---------- Text provided ----------

- Hospitals
- 2 min read
Mumbai: Payout hiked to Rs 20 lakh for family of woman who died during childbirth
The state commission had directed them to pay Rs 16 lakh to the widower and his two daughters but the hospital had challenged it.
Justice R.K. Agrawal (president) and Dr S M Kantikar (commission member) dismissed an appeal by a Nallasopara hospital and doctor who runs it, challenging a February 2015 state commission order which held them liable for medical negligence. The state commission had directed them to pay Rs 16 lakh to the widower and his two daughters but the hospital had challenged it.
Quoting Susan Wiggs, National Commission said, “There is something about losing a mother that is permanent and inexpressible a wound that will never quite heal.”
On September 20, 1995, at 5.30am, the woman started bleeding and at 6.30am a lower segment caesarean section was performed after consent from her husband, and at 9.30am her second daughter was born. The hospital asked for blood bottles and four were organized by 10.30am. Due to anxiety, the co-brother of the complainant husband , Dr. Ram Barot, contacted a gynaecologist who phoned the Nallasopara doctor, asking him to shift her to Bhagwati hospital for an emergency hysterectomy to save her life.

----------

→ **What to do**:
• a. In the news report about the childbirth death payout, why did the gynaecologist tell the Nallasopara doctor to move the woman to Bhagwati hospital? Answer in one to three sentences.
• b. Pick up the news report about the childbirth death payout after its last sentence and write the next part.

---------- Given data ----------

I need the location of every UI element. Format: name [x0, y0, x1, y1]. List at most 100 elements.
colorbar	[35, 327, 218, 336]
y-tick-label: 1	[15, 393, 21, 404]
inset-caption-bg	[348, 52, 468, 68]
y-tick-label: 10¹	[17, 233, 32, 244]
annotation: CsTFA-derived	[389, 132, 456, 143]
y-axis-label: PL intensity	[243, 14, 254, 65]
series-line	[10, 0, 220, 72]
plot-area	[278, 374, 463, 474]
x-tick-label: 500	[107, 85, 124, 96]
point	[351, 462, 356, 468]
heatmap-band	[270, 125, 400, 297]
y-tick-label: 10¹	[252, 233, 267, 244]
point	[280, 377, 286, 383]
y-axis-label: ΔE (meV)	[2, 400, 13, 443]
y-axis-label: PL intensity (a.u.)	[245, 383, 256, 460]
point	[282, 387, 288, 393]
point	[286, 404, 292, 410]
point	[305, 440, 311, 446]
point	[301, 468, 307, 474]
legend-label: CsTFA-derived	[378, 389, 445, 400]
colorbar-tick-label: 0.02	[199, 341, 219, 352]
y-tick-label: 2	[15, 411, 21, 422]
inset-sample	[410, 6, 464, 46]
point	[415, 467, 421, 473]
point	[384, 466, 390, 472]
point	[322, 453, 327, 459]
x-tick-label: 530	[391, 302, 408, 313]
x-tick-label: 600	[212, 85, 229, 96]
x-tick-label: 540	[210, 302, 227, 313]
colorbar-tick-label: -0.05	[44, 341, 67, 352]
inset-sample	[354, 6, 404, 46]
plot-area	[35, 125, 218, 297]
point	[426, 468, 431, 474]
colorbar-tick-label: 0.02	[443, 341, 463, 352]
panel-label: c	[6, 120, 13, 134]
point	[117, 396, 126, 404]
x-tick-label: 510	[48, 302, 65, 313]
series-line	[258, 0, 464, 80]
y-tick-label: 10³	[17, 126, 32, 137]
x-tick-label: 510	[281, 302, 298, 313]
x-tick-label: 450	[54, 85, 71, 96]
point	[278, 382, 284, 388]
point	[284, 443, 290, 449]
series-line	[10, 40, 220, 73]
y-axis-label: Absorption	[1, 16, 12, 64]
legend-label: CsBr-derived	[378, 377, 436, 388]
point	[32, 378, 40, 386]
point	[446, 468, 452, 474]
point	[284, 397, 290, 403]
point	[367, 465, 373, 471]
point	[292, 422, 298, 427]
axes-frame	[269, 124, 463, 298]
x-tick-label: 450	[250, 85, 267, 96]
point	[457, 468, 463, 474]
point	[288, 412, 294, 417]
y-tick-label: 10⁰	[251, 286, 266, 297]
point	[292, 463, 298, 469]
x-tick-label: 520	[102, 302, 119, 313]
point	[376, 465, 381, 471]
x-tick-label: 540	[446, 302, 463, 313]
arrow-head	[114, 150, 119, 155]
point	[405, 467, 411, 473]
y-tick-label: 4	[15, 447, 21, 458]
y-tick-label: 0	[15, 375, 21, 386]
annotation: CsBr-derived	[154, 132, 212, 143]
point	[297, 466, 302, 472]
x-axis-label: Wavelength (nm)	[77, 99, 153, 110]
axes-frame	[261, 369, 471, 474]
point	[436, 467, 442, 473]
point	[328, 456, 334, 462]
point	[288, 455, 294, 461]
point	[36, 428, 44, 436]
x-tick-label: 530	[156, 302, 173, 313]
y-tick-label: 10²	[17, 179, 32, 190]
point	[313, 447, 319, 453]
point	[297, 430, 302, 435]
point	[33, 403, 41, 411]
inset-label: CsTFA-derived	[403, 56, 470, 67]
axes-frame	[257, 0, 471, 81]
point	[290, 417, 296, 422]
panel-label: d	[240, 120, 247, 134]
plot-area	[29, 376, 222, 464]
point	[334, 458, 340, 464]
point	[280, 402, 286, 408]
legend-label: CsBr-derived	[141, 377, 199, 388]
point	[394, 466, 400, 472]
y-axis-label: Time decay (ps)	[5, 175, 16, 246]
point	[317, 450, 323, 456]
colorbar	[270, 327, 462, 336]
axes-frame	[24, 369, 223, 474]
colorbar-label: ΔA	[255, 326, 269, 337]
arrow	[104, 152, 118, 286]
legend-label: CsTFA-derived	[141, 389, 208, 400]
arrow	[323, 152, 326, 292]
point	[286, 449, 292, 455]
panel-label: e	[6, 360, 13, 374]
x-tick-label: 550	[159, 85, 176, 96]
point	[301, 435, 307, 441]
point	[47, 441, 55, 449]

----------

→ **Answer list**:
• a. The gynaecologist wanted her moved to Bhagwati hospital so she could have an emergency hysterectomy. That operation was meant to save her life.

• b.
Dr Barot organized 18 bottles of her blood type. The National Commission order said after alleged refusal she was finally shifted at 4.30pm, when she was declared dead before admission.
“It was an act of omission from the (doctor) wherein it fell below that of the standards of a reasonably competent practitioner in his field,” said the National Commission. Their advocate, Anand Patwardhan, argued that there was no medical negligence.
But consumer activist Shirish Deshpande as authorised representative for the widower and daughters said she was shifted to Bhagwati belatedly and died due to “hemorrhagic shock following surgery” as mentioned in her post-mortem. He submitted a medical expert opinion that since it was her second delivery with a rare A- blood type, the hospital should have kept her blood type available, as there were chances of unexpected uncontrolled haemorrhage.
The commission directed the hospital and doctor to pay Rs 1 lakh as litigation cost too.